▸ DATA SUPPLIED
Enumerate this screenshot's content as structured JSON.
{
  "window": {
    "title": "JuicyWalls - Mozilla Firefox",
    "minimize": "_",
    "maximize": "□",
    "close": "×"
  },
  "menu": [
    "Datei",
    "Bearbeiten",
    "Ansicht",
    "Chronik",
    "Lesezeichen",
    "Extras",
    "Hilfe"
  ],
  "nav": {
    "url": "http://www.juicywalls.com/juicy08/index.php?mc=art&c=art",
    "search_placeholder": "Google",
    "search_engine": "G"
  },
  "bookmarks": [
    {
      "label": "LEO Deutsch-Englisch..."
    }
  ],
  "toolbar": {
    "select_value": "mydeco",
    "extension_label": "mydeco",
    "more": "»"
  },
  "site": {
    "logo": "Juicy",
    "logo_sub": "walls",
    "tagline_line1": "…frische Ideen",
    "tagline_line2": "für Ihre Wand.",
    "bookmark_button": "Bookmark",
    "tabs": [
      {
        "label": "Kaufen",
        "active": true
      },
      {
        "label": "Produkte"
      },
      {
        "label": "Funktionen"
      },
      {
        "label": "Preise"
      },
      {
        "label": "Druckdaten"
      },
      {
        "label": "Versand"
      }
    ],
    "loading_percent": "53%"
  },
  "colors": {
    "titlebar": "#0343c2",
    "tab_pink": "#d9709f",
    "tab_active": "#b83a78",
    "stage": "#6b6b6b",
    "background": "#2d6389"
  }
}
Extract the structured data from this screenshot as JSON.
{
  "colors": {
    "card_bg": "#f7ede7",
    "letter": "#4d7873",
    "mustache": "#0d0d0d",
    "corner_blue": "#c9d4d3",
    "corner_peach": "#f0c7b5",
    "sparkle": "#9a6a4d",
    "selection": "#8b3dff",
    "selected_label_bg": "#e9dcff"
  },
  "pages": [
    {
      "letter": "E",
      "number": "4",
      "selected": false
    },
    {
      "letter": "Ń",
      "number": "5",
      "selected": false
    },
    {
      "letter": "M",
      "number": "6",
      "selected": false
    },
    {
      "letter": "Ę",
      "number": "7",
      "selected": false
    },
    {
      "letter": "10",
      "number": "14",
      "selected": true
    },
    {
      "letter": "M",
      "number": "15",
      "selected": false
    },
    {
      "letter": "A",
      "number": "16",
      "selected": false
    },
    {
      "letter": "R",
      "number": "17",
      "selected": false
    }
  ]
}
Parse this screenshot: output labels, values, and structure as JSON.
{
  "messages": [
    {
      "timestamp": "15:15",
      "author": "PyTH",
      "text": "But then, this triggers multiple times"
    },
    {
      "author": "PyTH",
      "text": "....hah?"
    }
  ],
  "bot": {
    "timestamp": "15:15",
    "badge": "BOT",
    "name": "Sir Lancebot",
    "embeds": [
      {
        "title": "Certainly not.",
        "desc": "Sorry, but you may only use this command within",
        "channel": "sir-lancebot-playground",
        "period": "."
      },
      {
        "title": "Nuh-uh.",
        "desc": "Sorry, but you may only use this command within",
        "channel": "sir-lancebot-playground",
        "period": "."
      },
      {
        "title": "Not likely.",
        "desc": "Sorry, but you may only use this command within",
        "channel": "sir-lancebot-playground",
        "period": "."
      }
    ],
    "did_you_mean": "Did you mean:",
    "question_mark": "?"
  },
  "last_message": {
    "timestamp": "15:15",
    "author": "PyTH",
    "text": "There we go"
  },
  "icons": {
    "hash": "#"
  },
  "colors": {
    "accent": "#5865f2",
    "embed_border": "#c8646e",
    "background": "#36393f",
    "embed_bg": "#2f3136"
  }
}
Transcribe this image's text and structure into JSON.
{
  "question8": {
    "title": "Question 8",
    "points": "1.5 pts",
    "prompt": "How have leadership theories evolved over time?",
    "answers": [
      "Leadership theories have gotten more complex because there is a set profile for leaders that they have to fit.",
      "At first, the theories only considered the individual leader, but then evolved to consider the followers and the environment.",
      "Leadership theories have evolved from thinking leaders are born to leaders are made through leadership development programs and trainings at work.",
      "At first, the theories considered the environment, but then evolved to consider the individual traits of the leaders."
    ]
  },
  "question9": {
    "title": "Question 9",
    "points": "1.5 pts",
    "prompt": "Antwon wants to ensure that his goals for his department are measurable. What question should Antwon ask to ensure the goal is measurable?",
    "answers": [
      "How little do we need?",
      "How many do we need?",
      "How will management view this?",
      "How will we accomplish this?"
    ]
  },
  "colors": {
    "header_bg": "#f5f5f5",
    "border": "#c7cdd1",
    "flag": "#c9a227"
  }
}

▸ YOUR OBJECTIVE
Filter the records above and return every line that holds the word "from".

▸ COMPLETED TASK
Extract the structured data from this screenshot as JSON.
      "Leadership theories have evolved from thinking leaders are born to leaders are made through leadership development programs and trainings at work.",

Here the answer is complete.